> **What you have to do**: Set down the lines of the records from the start through the line holding "logging-status-value: Active [84,328,177,367]", inclusive, exactly as they appear.

> **Available records**:
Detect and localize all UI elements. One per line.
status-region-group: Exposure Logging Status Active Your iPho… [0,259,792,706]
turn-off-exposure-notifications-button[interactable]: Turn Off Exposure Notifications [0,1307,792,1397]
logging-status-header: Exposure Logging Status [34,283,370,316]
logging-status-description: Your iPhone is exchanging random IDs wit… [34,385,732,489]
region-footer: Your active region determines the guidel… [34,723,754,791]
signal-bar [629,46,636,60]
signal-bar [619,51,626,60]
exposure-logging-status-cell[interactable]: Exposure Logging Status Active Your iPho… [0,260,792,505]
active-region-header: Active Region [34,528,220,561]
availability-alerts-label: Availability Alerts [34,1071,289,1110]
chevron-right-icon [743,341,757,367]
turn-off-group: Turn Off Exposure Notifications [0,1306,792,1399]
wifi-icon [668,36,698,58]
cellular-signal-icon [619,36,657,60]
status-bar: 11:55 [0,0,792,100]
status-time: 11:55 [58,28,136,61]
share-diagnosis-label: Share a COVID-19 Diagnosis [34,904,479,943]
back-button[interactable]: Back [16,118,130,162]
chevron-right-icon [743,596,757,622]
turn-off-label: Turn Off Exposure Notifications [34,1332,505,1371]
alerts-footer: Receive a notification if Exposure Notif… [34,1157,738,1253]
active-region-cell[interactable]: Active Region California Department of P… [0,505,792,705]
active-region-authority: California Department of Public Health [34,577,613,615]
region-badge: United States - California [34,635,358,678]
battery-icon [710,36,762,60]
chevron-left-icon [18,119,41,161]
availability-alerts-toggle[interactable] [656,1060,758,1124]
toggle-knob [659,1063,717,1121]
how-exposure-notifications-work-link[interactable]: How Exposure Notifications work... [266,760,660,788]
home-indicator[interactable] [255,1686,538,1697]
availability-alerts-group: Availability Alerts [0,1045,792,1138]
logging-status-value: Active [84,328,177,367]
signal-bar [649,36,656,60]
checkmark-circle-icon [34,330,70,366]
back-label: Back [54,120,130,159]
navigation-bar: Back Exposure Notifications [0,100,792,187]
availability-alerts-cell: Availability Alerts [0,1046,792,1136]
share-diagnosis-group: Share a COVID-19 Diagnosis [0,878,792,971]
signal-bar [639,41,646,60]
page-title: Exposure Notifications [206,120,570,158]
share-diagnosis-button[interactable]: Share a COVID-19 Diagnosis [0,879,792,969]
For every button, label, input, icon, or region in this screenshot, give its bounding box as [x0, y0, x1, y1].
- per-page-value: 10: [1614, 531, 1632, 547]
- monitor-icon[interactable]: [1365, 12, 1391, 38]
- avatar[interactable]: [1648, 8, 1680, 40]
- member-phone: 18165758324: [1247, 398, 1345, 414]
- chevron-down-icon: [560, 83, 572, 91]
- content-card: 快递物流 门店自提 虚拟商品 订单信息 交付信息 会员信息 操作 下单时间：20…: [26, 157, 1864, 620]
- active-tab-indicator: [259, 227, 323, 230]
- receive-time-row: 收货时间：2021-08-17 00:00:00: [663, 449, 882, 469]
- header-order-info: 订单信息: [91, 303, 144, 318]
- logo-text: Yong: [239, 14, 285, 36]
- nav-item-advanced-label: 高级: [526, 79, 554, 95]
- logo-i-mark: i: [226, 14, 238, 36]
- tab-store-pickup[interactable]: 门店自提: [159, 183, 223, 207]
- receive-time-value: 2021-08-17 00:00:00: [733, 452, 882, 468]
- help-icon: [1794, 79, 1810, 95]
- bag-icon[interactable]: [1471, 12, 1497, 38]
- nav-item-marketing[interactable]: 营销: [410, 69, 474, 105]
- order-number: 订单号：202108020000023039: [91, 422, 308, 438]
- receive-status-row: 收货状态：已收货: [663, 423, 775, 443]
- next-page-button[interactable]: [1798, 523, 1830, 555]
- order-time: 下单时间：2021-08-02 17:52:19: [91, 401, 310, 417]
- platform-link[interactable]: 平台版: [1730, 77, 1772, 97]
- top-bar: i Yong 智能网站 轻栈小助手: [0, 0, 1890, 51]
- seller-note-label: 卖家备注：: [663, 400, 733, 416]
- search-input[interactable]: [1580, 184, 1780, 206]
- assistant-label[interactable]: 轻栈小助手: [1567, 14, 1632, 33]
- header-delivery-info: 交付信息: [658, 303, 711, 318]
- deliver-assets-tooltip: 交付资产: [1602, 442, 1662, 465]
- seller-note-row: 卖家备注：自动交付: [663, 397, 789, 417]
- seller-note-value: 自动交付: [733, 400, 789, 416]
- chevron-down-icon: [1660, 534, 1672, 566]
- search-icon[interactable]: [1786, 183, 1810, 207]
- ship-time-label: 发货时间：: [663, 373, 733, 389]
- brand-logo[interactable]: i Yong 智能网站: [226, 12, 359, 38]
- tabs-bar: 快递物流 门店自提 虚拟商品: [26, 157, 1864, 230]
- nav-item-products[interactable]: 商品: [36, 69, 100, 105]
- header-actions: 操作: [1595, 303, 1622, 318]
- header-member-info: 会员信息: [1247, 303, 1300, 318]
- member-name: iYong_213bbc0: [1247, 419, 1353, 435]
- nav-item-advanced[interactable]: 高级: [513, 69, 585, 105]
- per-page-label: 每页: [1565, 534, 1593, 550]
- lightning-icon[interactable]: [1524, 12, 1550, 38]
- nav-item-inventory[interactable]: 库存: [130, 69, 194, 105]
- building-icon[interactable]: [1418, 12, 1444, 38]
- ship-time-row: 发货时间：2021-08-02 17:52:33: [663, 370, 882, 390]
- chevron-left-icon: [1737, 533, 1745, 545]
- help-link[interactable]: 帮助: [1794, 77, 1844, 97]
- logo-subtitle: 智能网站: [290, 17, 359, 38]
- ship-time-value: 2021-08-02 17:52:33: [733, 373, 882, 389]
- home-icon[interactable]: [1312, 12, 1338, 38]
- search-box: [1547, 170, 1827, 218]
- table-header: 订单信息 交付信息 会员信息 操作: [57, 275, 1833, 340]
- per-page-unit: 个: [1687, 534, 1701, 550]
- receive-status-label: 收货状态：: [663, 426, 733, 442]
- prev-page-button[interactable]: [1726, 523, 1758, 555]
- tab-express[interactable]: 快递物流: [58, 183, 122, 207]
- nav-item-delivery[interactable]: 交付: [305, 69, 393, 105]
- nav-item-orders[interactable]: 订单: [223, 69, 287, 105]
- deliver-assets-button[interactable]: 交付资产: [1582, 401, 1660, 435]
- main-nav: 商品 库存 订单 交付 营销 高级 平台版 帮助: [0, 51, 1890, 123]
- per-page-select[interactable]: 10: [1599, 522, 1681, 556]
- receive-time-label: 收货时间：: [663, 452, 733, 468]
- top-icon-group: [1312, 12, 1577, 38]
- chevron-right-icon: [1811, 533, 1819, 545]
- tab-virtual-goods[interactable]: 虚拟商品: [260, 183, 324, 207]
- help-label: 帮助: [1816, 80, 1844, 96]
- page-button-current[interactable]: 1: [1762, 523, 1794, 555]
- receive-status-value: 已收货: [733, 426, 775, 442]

> **Result for this task**:
Detect and localize all UI elements. One per line.
status-region-group: Exposure Logging Status Active Your iPho… [0,259,792,706]
turn-off-exposure-notifications-button[interactable]: Turn Off Exposure Notifications [0,1307,792,1397]
logging-status-header: Exposure Logging Status [34,283,370,316]
logging-status-description: Your iPhone is exchanging random IDs wit… [34,385,732,489]
region-footer: Your active region determines the guidel… [34,723,754,791]
signal-bar [629,46,636,60]
signal-bar [619,51,626,60]
exposure-logging-status-cell[interactable]: Exposure Logging Status Active Your iPho… [0,260,792,505]
active-region-header: Active Region [34,528,220,561]
availability-alerts-label: Availability Alerts [34,1071,289,1110]
chevron-right-icon [743,341,757,367]
turn-off-group: Turn Off Exposure Notifications [0,1306,792,1399]
wifi-icon [668,36,698,58]
cellular-signal-icon [619,36,657,60]
status-bar: 11:55 [0,0,792,100]
status-time: 11:55 [58,28,136,61]
share-diagnosis-label: Share a COVID-19 Diagnosis [34,904,479,943]
back-button[interactable]: Back [16,118,130,162]
chevron-right-icon [743,596,757,622]
turn-off-label: Turn Off Exposure Notifications [34,1332,505,1371]
alerts-footer: Receive a notification if Exposure Notif… [34,1157,738,1253]
active-region-cell[interactable]: Active Region California Department of P… [0,505,792,705]
active-region-authority: California Department of Public Health [34,577,613,615]
region-badge: United States - California [34,635,358,678]
battery-icon [710,36,762,60]
chevron-left-icon [18,119,41,161]
availability-alerts-toggle[interactable] [656,1060,758,1124]
toggle-knob [659,1063,717,1121]
how-exposure-notifications-work-link[interactable]: How Exposure Notifications work... [266,760,660,788]
home-indicator[interactable] [255,1686,538,1697]
availability-alerts-group: Availability Alerts [0,1045,792,1138]
logging-status-value: Active [84,328,177,367]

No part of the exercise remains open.